* **WHAT TO PRODUCE**:
Below is a block of records; return all of them exactly, but without the images.

Data entries for graphics:
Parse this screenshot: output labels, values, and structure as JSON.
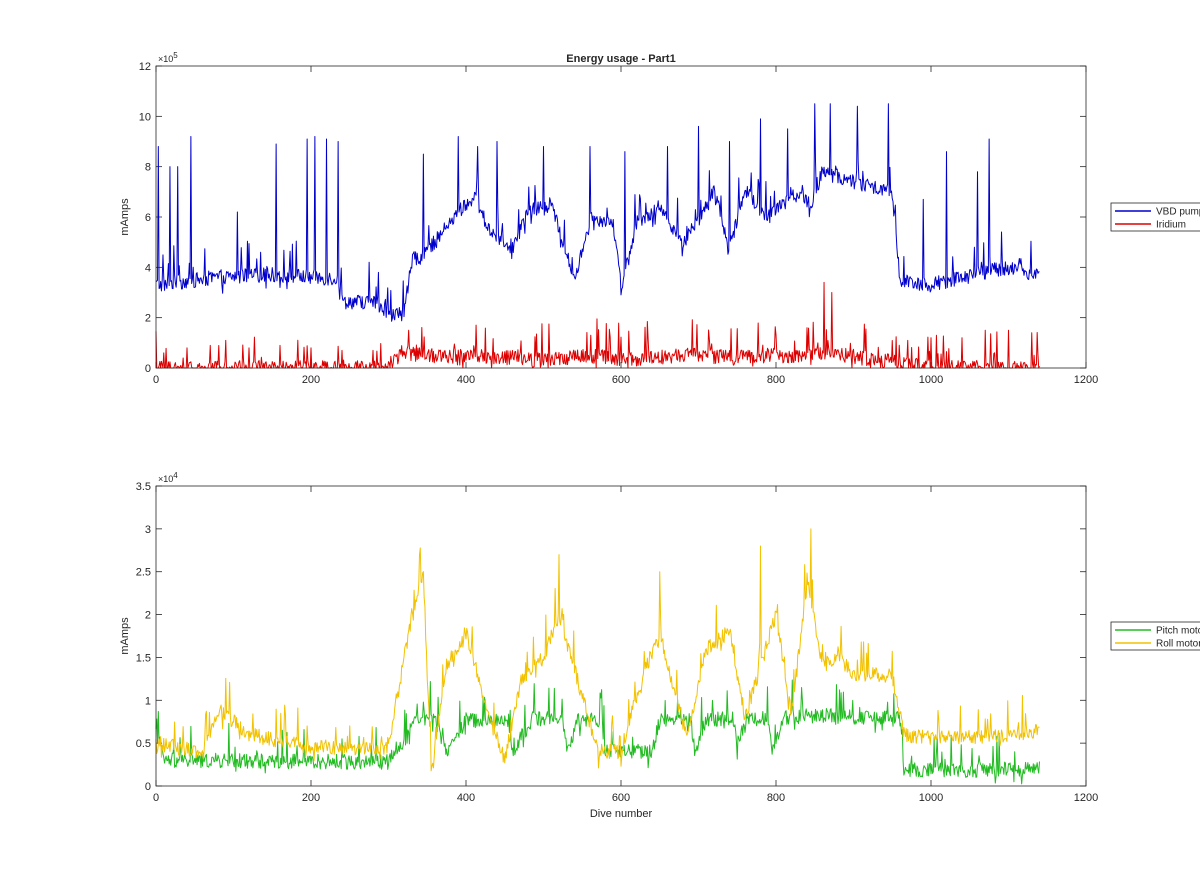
{
  "chart_data": [
    {
      "type": "line",
      "title": "Energy usage - Part1",
      "xlabel": "",
      "ylabel": "mAmps",
      "xlim": [
        0,
        1200
      ],
      "ylim": [
        0,
        1200000
      ],
      "xticks": [
        0,
        200,
        400,
        600,
        800,
        1000,
        1200
      ],
      "yticks": [
        0,
        2,
        4,
        6,
        8,
        10,
        12
      ],
      "y_exponent": "5",
      "x_range_data": [
        0,
        1140
      ],
      "legend_position": "outside-right",
      "series": [
        {
          "name": "VBD pump",
          "color": "#0000cc",
          "baseline": [
            [
              0,
              330000
            ],
            [
              80,
              360000
            ],
            [
              150,
              370000
            ],
            [
              235,
              355000
            ],
            [
              240,
              265000
            ],
            [
              285,
              260000
            ],
            [
              295,
              200000
            ],
            [
              320,
              220000
            ],
            [
              330,
              420000
            ],
            [
              360,
              500000
            ],
            [
              390,
              620000
            ],
            [
              410,
              680000
            ],
            [
              430,
              550000
            ],
            [
              460,
              480000
            ],
            [
              480,
              620000
            ],
            [
              510,
              650000
            ],
            [
              540,
              350000
            ],
            [
              560,
              600000
            ],
            [
              590,
              580000
            ],
            [
              600,
              320000
            ],
            [
              620,
              580000
            ],
            [
              650,
              640000
            ],
            [
              680,
              500000
            ],
            [
              700,
              580000
            ],
            [
              720,
              700000
            ],
            [
              740,
              480000
            ],
            [
              760,
              700000
            ],
            [
              790,
              600000
            ],
            [
              820,
              700000
            ],
            [
              845,
              650000
            ],
            [
              860,
              780000
            ],
            [
              900,
              740000
            ],
            [
              950,
              700000
            ],
            [
              960,
              350000
            ],
            [
              1000,
              330000
            ],
            [
              1050,
              370000
            ],
            [
              1100,
              400000
            ],
            [
              1140,
              370000
            ]
          ],
          "spikes": [
            [
              3,
              880000
            ],
            [
              18,
              800000
            ],
            [
              28,
              800000
            ],
            [
              45,
              920000
            ],
            [
              105,
              620000
            ],
            [
              135,
              460000
            ],
            [
              155,
              890000
            ],
            [
              195,
              910000
            ],
            [
              205,
              920000
            ],
            [
              220,
              910000
            ],
            [
              235,
              900000
            ],
            [
              275,
              420000
            ],
            [
              287,
              380000
            ],
            [
              345,
              850000
            ],
            [
              390,
              920000
            ],
            [
              415,
              880000
            ],
            [
              440,
              900000
            ],
            [
              500,
              880000
            ],
            [
              560,
              880000
            ],
            [
              605,
              860000
            ],
            [
              660,
              880000
            ],
            [
              700,
              960000
            ],
            [
              740,
              900000
            ],
            [
              780,
              990000
            ],
            [
              815,
              950000
            ],
            [
              850,
              1050000
            ],
            [
              870,
              1050000
            ],
            [
              905,
              1040000
            ],
            [
              945,
              1050000
            ],
            [
              990,
              670000
            ],
            [
              1020,
              860000
            ],
            [
              1060,
              780000
            ],
            [
              1075,
              910000
            ]
          ]
        },
        {
          "name": "Iridium",
          "color": "#dd0000",
          "baseline": [
            [
              0,
              0
            ],
            [
              300,
              0
            ],
            [
              320,
              60000
            ],
            [
              360,
              50000
            ],
            [
              460,
              40000
            ],
            [
              500,
              30000
            ],
            [
              560,
              50000
            ],
            [
              620,
              30000
            ],
            [
              660,
              45000
            ],
            [
              700,
              55000
            ],
            [
              740,
              40000
            ],
            [
              790,
              50000
            ],
            [
              840,
              40000
            ],
            [
              860,
              60000
            ],
            [
              900,
              45000
            ],
            [
              960,
              20000
            ],
            [
              1000,
              0
            ],
            [
              1140,
              0
            ]
          ],
          "spikes": [
            [
              10,
              60000
            ],
            [
              40,
              80000
            ],
            [
              70,
              90000
            ],
            [
              90,
              110000
            ],
            [
              120,
              80000
            ],
            [
              160,
              90000
            ],
            [
              200,
              80000
            ],
            [
              240,
              70000
            ],
            [
              280,
              70000
            ],
            [
              840,
              160000
            ],
            [
              862,
              340000
            ],
            [
              872,
              300000
            ],
            [
              970,
              110000
            ],
            [
              1000,
              120000
            ],
            [
              1040,
              120000
            ],
            [
              1070,
              150000
            ],
            [
              1100,
              150000
            ],
            [
              1130,
              140000
            ]
          ]
        }
      ]
    },
    {
      "type": "line",
      "title": "",
      "xlabel": "Dive number",
      "ylabel": "mAmps",
      "xlim": [
        0,
        1200
      ],
      "ylim": [
        0,
        35000
      ],
      "xticks": [
        0,
        200,
        400,
        600,
        800,
        1000,
        1200
      ],
      "yticks": [
        0,
        0.5,
        1,
        1.5,
        2,
        2.5,
        3,
        3.5
      ],
      "y_exponent": "4",
      "x_range_data": [
        0,
        1140
      ],
      "legend_position": "outside-right",
      "series": [
        {
          "name": "Pitch motor",
          "color": "#22bb22",
          "baseline": [
            [
              0,
              7500
            ],
            [
              10,
              3000
            ],
            [
              300,
              2800
            ],
            [
              305,
              4000
            ],
            [
              320,
              5000
            ],
            [
              335,
              8000
            ],
            [
              360,
              7800
            ],
            [
              375,
              4000
            ],
            [
              400,
              7600
            ],
            [
              455,
              7600
            ],
            [
              460,
              4000
            ],
            [
              485,
              7800
            ],
            [
              525,
              7800
            ],
            [
              530,
              4000
            ],
            [
              545,
              7700
            ],
            [
              575,
              7700
            ],
            [
              580,
              4000
            ],
            [
              640,
              4000
            ],
            [
              650,
              7800
            ],
            [
              690,
              7800
            ],
            [
              695,
              4000
            ],
            [
              710,
              7800
            ],
            [
              745,
              7800
            ],
            [
              750,
              4000
            ],
            [
              760,
              7900
            ],
            [
              790,
              7900
            ],
            [
              795,
              4000
            ],
            [
              810,
              8000
            ],
            [
              860,
              8300
            ],
            [
              900,
              8000
            ],
            [
              960,
              7800
            ],
            [
              965,
              2000
            ],
            [
              1000,
              1800
            ],
            [
              1140,
              2000
            ]
          ]
        },
        {
          "name": "Roll motor",
          "color": "#f2c200",
          "baseline": [
            [
              0,
              5000
            ],
            [
              60,
              4000
            ],
            [
              80,
              9000
            ],
            [
              120,
              6000
            ],
            [
              200,
              4500
            ],
            [
              300,
              4500
            ],
            [
              330,
              20000
            ],
            [
              345,
              25000
            ],
            [
              355,
              1500
            ],
            [
              375,
              14000
            ],
            [
              400,
              18000
            ],
            [
              430,
              8000
            ],
            [
              450,
              3000
            ],
            [
              470,
              12000
            ],
            [
              500,
              15000
            ],
            [
              520,
              20000
            ],
            [
              545,
              12000
            ],
            [
              570,
              4000
            ],
            [
              600,
              4000
            ],
            [
              625,
              12000
            ],
            [
              650,
              18000
            ],
            [
              665,
              12000
            ],
            [
              685,
              6000
            ],
            [
              710,
              16000
            ],
            [
              740,
              18000
            ],
            [
              760,
              8000
            ],
            [
              780,
              14000
            ],
            [
              800,
              20000
            ],
            [
              820,
              8000
            ],
            [
              840,
              24000
            ],
            [
              860,
              14000
            ],
            [
              880,
              15000
            ],
            [
              900,
              13000
            ],
            [
              950,
              13000
            ],
            [
              965,
              6000
            ],
            [
              1000,
              5500
            ],
            [
              1100,
              6000
            ],
            [
              1140,
              6500
            ]
          ],
          "spikes": [
            [
              340,
              27000
            ],
            [
              520,
              27000
            ],
            [
              650,
              25000
            ],
            [
              780,
              28000
            ],
            [
              845,
              30000
            ]
          ]
        }
      ]
    }
  ]
}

* **ANSWER TO THE PROBLEM**:
Parse this screenshot: output labels, values, and structure as JSON.
{
  "chart_data": [
    {
      "type": "line",
      "title": "Energy usage - Part1",
      "xlabel": "",
      "ylabel": "mAmps",
      "xlim": [
        0,
        1200
      ],
      "ylim": [
        0,
        1200000
      ],
      "xticks": [
        0,
        200,
        400,
        600,
        800,
        1000,
        1200
      ],
      "yticks": [
        0,
        2,
        4,
        6,
        8,
        10,
        12
      ],
      "y_exponent": "5",
      "x_range_data": [
        0,
        1140
      ],
      "legend_position": "outside-right",
      "series": [
        {
          "name": "VBD pump",
          "color": "#0000cc",
          "baseline": [
            [
              0,
              330000
            ],
            [
              80,
              360000
            ],
            [
              150,
              370000
            ],
            [
              235,
              355000
            ],
            [
              240,
              265000
            ],
            [
              285,
              260000
            ],
            [
              295,
              200000
            ],
            [
              320,
              220000
            ],
            [
              330,
              420000
            ],
            [
              360,
              500000
            ],
            [
              390,
              620000
            ],
            [
              410,
              680000
            ],
            [
              430,
              550000
            ],
            [
              460,
              480000
            ],
            [
              480,
              620000
            ],
            [
              510,
              650000
            ],
            [
              540,
              350000
            ],
            [
              560,
              600000
            ],
            [
              590,
              580000
            ],
            [
              600,
              320000
            ],
            [
              620,
              580000
            ],
            [
              650,
              640000
            ],
            [
              680,
              500000
            ],
            [
              700,
              580000
            ],
            [
              720,
              700000
            ],
            [
              740,
              480000
            ],
            [
              760,
              700000
            ],
            [
              790,
              600000
            ],
            [
              820,
              700000
            ],
            [
              845,
              650000
            ],
            [
              860,
              780000
            ],
            [
              900,
              740000
            ],
            [
              950,
              700000
            ],
            [
              960,
              350000
            ],
            [
              1000,
              330000
            ],
            [
              1050,
              370000
            ],
            [
              1100,
              400000
            ],
            [
              1140,
              370000
            ]
          ],
          "spikes": [
            [
              3,
              880000
            ],
            [
              18,
              800000
            ],
            [
              28,
              800000
            ],
            [
              45,
              920000
            ],
            [
              105,
              620000
            ],
            [
              135,
              460000
            ],
            [
              155,
              890000
            ],
            [
              195,
              910000
            ],
            [
              205,
              920000
            ],
            [
              220,
              910000
            ],
            [
              235,
              900000
            ],
            [
              275,
              420000
            ],
            [
              287,
              380000
            ],
            [
              345,
              850000
            ],
            [
              390,
              920000
            ],
            [
              415,
              880000
            ],
            [
              440,
              900000
            ],
            [
              500,
              880000
            ],
            [
              560,
              880000
            ],
            [
              605,
              860000
            ],
            [
              660,
              880000
            ],
            [
              700,
              960000
            ],
            [
              740,
              900000
            ],
            [
              780,
              990000
            ],
            [
              815,
              950000
            ],
            [
              850,
              1050000
            ],
            [
              870,
              1050000
            ],
            [
              905,
              1040000
            ],
            [
              945,
              1050000
            ],
            [
              990,
              670000
            ],
            [
              1020,
              860000
            ],
            [
              1060,
              780000
            ],
            [
              1075,
              910000
            ]
          ]
        },
        {
          "name": "Iridium",
          "color": "#dd0000",
          "baseline": [
            [
              0,
              0
            ],
            [
              300,
              0
            ],
            [
              320,
              60000
            ],
            [
              360,
              50000
            ],
            [
              460,
              40000
            ],
            [
              500,
              30000
            ],
            [
              560,
              50000
            ],
            [
              620,
              30000
            ],
            [
              660,
              45000
            ],
            [
              700,
              55000
            ],
            [
              740,
              40000
            ],
            [
              790,
              50000
            ],
            [
              840,
              40000
            ],
            [
              860,
              60000
            ],
            [
              900,
              45000
            ],
            [
              960,
              20000
            ],
            [
              1000,
              0
            ],
            [
              1140,
              0
            ]
          ],
          "spikes": [
            [
              10,
              60000
            ],
            [
              40,
              80000
            ],
            [
              70,
              90000
            ],
            [
              90,
              110000
            ],
            [
              120,
              80000
            ],
            [
              160,
              90000
            ],
            [
              200,
              80000
            ],
            [
              240,
              70000
            ],
            [
              280,
              70000
            ],
            [
              840,
              160000
            ],
            [
              862,
              340000
            ],
            [
              872,
              300000
            ],
            [
              970,
              110000
            ],
            [
              1000,
              120000
            ],
            [
              1040,
              120000
            ],
            [
              1070,
              150000
            ],
            [
              1100,
              150000
            ],
            [
              1130,
              140000
            ]
          ]
        }
      ]
    },
    {
      "type": "line",
      "title": "",
      "xlabel": "Dive number",
      "ylabel": "mAmps",
      "xlim": [
        0,
        1200
      ],
      "ylim": [
        0,
        35000
      ],
      "xticks": [
        0,
        200,
        400,
        600,
        800,
        1000,
        1200
      ],
      "yticks": [
        0,
        0.5,
        1,
        1.5,
        2,
        2.5,
        3,
        3.5
      ],
      "y_exponent": "4",
      "x_range_data": [
        0,
        1140
      ],
      "legend_position": "outside-right",
      "series": [
        {
          "name": "Pitch motor",
          "color": "#22bb22",
          "baseline": [
            [
              0,
              7500
            ],
            [
              10,
              3000
            ],
            [
              300,
              2800
            ],
            [
              305,
              4000
            ],
            [
              320,
              5000
            ],
            [
              335,
              8000
            ],
            [
              360,
              7800
            ],
            [
              375,
              4000
            ],
            [
              400,
              7600
            ],
            [
              455,
              7600
            ],
            [
              460,
              4000
            ],
            [
              485,
              7800
            ],
            [
              525,
              7800
            ],
            [
              530,
              4000
            ],
            [
              545,
              7700
            ],
            [
              575,
              7700
            ],
            [
              580,
              4000
            ],
            [
              640,
              4000
            ],
            [
              650,
              7800
            ],
            [
              690,
              7800
            ],
            [
              695,
              4000
            ],
            [
              710,
              7800
            ],
            [
              745,
              7800
            ],
            [
              750,
              4000
            ],
            [
              760,
              7900
            ],
            [
              790,
              7900
            ],
            [
              795,
              4000
            ],
            [
              810,
              8000
            ],
            [
              860,
              8300
            ],
            [
              900,
              8000
            ],
            [
              960,
              7800
            ],
            [
              965,
              2000
            ],
            [
              1000,
              1800
            ],
            [
              1140,
              2000
            ]
          ]
        },
        {
          "name": "Roll motor",
          "color": "#f2c200",
          "baseline": [
            [
              0,
              5000
            ],
            [
              60,
              4000
            ],
            [
              80,
              9000
            ],
            [
              120,
              6000
            ],
            [
              200,
              4500
            ],
            [
              300,
              4500
            ],
            [
              330,
              20000
            ],
            [
              345,
              25000
            ],
            [
              355,
              1500
            ],
            [
              375,
              14000
            ],
            [
              400,
              18000
            ],
            [
              430,
              8000
            ],
            [
              450,
              3000
            ],
            [
              470,
              12000
            ],
            [
              500,
              15000
            ],
            [
              520,
              20000
            ],
            [
              545,
              12000
            ],
            [
              570,
              4000
            ],
            [
              600,
              4000
            ],
            [
              625,
              12000
            ],
            [
              650,
              18000
            ],
            [
              665,
              12000
            ],
            [
              685,
              6000
            ],
            [
              710,
              16000
            ],
            [
              740,
              18000
            ],
            [
              760,
              8000
            ],
            [
              780,
              14000
            ],
            [
              800,
              20000
            ],
            [
              820,
              8000
            ],
            [
              840,
              24000
            ],
            [
              860,
              14000
            ],
            [
              880,
              15000
            ],
            [
              900,
              13000
            ],
            [
              950,
              13000
            ],
            [
              965,
              6000
            ],
            [
              1000,
              5500
            ],
            [
              1100,
              6000
            ],
            [
              1140,
              6500
            ]
          ],
          "spikes": [
            [
              340,
              27000
            ],
            [
              520,
              27000
            ],
            [
              650,
              25000
            ],
            [
              780,
              28000
            ],
            [
              845,
              30000
            ]
          ]
        }
      ]
    }
  ]
}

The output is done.